What is required >> Output every line below exactly.

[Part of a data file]
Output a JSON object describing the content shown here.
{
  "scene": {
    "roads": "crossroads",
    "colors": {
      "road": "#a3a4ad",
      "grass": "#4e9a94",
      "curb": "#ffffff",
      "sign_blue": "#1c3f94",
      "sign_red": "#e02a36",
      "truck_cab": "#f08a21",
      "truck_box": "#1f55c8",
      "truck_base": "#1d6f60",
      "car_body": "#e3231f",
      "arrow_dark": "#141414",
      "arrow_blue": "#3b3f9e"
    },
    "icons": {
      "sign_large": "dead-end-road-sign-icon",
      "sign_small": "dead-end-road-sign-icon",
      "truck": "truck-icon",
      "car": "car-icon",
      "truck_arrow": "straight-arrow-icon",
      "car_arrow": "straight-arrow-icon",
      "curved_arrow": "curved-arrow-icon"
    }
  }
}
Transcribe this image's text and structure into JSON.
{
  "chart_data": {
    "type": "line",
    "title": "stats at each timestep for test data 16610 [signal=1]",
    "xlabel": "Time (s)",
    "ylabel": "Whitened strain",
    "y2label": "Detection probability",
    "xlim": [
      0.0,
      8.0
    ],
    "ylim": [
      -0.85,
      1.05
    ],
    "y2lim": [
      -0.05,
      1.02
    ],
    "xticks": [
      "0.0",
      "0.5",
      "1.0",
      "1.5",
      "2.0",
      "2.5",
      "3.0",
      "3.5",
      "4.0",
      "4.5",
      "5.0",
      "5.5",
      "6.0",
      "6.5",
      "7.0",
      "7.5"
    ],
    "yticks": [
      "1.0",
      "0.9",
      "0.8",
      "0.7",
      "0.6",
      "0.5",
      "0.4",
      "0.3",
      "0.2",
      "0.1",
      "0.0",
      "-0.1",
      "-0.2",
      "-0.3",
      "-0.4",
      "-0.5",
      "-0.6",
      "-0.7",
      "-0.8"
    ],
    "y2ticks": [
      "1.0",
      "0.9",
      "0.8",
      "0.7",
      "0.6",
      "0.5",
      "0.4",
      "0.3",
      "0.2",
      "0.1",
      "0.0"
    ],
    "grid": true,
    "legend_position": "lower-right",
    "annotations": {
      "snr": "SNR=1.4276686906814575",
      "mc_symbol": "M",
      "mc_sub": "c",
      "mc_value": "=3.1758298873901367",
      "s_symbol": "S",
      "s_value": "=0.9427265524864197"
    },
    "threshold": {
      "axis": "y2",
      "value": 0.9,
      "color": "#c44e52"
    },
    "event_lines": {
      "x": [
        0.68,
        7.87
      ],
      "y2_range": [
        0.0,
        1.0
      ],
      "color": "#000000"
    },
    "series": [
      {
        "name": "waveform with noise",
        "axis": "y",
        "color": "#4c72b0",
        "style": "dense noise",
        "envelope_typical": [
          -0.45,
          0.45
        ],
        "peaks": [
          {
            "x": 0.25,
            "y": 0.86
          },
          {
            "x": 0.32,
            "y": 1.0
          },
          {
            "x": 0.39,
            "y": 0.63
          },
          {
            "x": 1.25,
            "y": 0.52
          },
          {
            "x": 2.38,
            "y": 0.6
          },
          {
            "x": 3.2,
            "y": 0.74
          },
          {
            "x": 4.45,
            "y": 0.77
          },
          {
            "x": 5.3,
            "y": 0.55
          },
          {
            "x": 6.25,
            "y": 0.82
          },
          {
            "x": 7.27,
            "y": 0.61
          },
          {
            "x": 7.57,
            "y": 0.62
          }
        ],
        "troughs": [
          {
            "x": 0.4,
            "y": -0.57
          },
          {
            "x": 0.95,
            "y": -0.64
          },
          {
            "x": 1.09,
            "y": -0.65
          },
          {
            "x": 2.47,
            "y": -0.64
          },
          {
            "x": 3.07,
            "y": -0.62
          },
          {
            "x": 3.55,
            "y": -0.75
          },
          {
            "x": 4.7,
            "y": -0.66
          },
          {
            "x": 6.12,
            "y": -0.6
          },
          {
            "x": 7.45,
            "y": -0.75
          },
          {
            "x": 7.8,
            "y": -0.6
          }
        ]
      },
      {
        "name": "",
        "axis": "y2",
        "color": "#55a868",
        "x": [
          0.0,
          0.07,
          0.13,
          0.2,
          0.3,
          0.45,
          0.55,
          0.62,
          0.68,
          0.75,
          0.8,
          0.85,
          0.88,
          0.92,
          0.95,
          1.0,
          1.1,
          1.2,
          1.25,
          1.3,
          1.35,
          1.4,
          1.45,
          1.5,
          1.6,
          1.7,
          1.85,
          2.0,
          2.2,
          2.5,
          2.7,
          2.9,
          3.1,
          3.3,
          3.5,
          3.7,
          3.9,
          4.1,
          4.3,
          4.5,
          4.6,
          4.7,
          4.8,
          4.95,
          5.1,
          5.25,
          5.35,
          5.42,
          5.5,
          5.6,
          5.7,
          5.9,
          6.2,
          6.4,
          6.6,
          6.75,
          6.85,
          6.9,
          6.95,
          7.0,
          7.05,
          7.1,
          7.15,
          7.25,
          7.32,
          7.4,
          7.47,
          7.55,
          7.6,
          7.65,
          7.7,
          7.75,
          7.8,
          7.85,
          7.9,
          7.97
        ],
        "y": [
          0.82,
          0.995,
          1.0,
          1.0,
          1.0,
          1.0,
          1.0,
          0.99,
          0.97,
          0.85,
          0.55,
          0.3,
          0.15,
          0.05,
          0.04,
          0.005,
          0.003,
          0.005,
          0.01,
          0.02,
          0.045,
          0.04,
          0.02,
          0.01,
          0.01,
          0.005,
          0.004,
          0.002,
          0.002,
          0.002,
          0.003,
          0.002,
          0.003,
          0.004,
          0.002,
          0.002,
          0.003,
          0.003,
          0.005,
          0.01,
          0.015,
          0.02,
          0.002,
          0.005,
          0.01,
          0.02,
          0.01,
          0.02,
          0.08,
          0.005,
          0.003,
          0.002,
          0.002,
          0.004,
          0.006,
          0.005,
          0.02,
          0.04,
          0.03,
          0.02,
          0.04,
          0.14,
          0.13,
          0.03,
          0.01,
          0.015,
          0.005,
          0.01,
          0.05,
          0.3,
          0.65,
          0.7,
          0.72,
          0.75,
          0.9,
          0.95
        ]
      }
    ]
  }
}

Solution to the exercise >>
Output a JSON object describing the content shown here.
{
  "scene": {
    "roads": "crossroads",
    "colors": {
      "road": "#a3a4ad",
      "grass": "#4e9a94",
      "curb": "#ffffff",
      "sign_blue": "#1c3f94",
      "sign_red": "#e02a36",
      "truck_cab": "#f08a21",
      "truck_box": "#1f55c8",
      "truck_base": "#1d6f60",
      "car_body": "#e3231f",
      "arrow_dark": "#141414",
      "arrow_blue": "#3b3f9e"
    },
    "icons": {
      "sign_large": "dead-end-road-sign-icon",
      "sign_small": "dead-end-road-sign-icon",
      "truck": "truck-icon",
      "car": "car-icon",
      "truck_arrow": "straight-arrow-icon",
      "car_arrow": "straight-arrow-icon",
      "curved_arrow": "curved-arrow-icon"
    }
  }
}
Transcribe this image's text and structure into JSON.
{
  "chart_data": {
    "type": "line",
    "title": "stats at each timestep for test data 16610 [signal=1]",
    "xlabel": "Time (s)",
    "ylabel": "Whitened strain",
    "y2label": "Detection probability",
    "xlim": [
      0.0,
      8.0
    ],
    "ylim": [
      -0.85,
      1.05
    ],
    "y2lim": [
      -0.05,
      1.02
    ],
    "xticks": [
      "0.0",
      "0.5",
      "1.0",
      "1.5",
      "2.0",
      "2.5",
      "3.0",
      "3.5",
      "4.0",
      "4.5",
      "5.0",
      "5.5",
      "6.0",
      "6.5",
      "7.0",
      "7.5"
    ],
    "yticks": [
      "1.0",
      "0.9",
      "0.8",
      "0.7",
      "0.6",
      "0.5",
      "0.4",
      "0.3",
      "0.2",
      "0.1",
      "0.0",
      "-0.1",
      "-0.2",
      "-0.3",
      "-0.4",
      "-0.5",
      "-0.6",
      "-0.7",
      "-0.8"
    ],
    "y2ticks": [
      "1.0",
      "0.9",
      "0.8",
      "0.7",
      "0.6",
      "0.5",
      "0.4",
      "0.3",
      "0.2",
      "0.1",
      "0.0"
    ],
    "grid": true,
    "legend_position": "lower-right",
    "annotations": {
      "snr": "SNR=1.4276686906814575",
      "mc_symbol": "M",
      "mc_sub": "c",
      "mc_value": "=3.1758298873901367",
      "s_symbol": "S",
      "s_value": "=0.9427265524864197"
    },
    "threshold": {
      "axis": "y2",
      "value": 0.9,
      "color": "#c44e52"
    },
    "event_lines": {
      "x": [
        0.68,
        7.87
      ],
      "y2_range": [
        0.0,
        1.0
      ],
      "color": "#000000"
    },
    "series": [
      {
        "name": "waveform with noise",
        "axis": "y",
        "color": "#4c72b0",
        "style": "dense noise",
        "envelope_typical": [
          -0.45,
          0.45
        ],
        "peaks": [
          {
            "x": 0.25,
            "y": 0.86
          },
          {
            "x": 0.32,
            "y": 1.0
          },
          {
            "x": 0.39,
            "y": 0.63
          },
          {
            "x": 1.25,
            "y": 0.52
          },
          {
            "x": 2.38,
            "y": 0.6
          },
          {
            "x": 3.2,
            "y": 0.74
          },
          {
            "x": 4.45,
            "y": 0.77
          },
          {
            "x": 5.3,
            "y": 0.55
          },
          {
            "x": 6.25,
            "y": 0.82
          },
          {
            "x": 7.27,
            "y": 0.61
          },
          {
            "x": 7.57,
            "y": 0.62
          }
        ],
        "troughs": [
          {
            "x": 0.4,
            "y": -0.57
          },
          {
            "x": 0.95,
            "y": -0.64
          },
          {
            "x": 1.09,
            "y": -0.65
          },
          {
            "x": 2.47,
            "y": -0.64
          },
          {
            "x": 3.07,
            "y": -0.62
          },
          {
            "x": 3.55,
            "y": -0.75
          },
          {
            "x": 4.7,
            "y": -0.66
          },
          {
            "x": 6.12,
            "y": -0.6
          },
          {
            "x": 7.45,
            "y": -0.75
          },
          {
            "x": 7.8,
            "y": -0.6
          }
        ]
      },
      {
        "name": "",
        "axis": "y2",
        "color": "#55a868",
        "x": [
          0.0,
          0.07,
          0.13,
          0.2,
          0.3,
          0.45,
          0.55,
          0.62,
          0.68,
          0.75,
          0.8,
          0.85,
          0.88,
          0.92,
          0.95,
          1.0,
          1.1,
          1.2,
          1.25,
          1.3,
          1.35,
          1.4,
          1.45,
          1.5,
          1.6,
          1.7,
          1.85,
          2.0,
          2.2,
          2.5,
          2.7,
          2.9,
          3.1,
          3.3,
          3.5,
          3.7,
          3.9,
          4.1,
          4.3,
          4.5,
          4.6,
          4.7,
          4.8,
          4.95,
          5.1,
          5.25,
          5.35,
          5.42,
          5.5,
          5.6,
          5.7,
          5.9,
          6.2,
          6.4,
          6.6,
          6.75,
          6.85,
          6.9,
          6.95,
          7.0,
          7.05,
          7.1,
          7.15,
          7.25,
          7.32,
          7.4,
          7.47,
          7.55,
          7.6,
          7.65,
          7.7,
          7.75,
          7.8,
          7.85,
          7.9,
          7.97
        ],
        "y": [
          0.82,
          0.995,
          1.0,
          1.0,
          1.0,
          1.0,
          1.0,
          0.99,
          0.97,
          0.85,
          0.55,
          0.3,
          0.15,
          0.05,
          0.04,
          0.005,
          0.003,
          0.005,
          0.01,
          0.02,
          0.045,
          0.04,
          0.02,
          0.01,
          0.01,
          0.005,
          0.004,
          0.002,
          0.002,
          0.002,
          0.003,
          0.002,
          0.003,
          0.004,
          0.002,
          0.002,
          0.003,
          0.003,
          0.005,
          0.01,
          0.015,
          0.02,
          0.002,
          0.005,
          0.01,
          0.02,
          0.01,
          0.02,
          0.08,
          0.005,
          0.003,
          0.002,
          0.002,
          0.004,
          0.006,
          0.005,
          0.02,
          0.04,
          0.03,
          0.02,
          0.04,
          0.14,
          0.13,
          0.03,
          0.01,
          0.015,
          0.005,
          0.01,
          0.05,
          0.3,
          0.65,
          0.7,
          0.72,
          0.75,
          0.9,
          0.95
        ]
      }
    ]
  }
}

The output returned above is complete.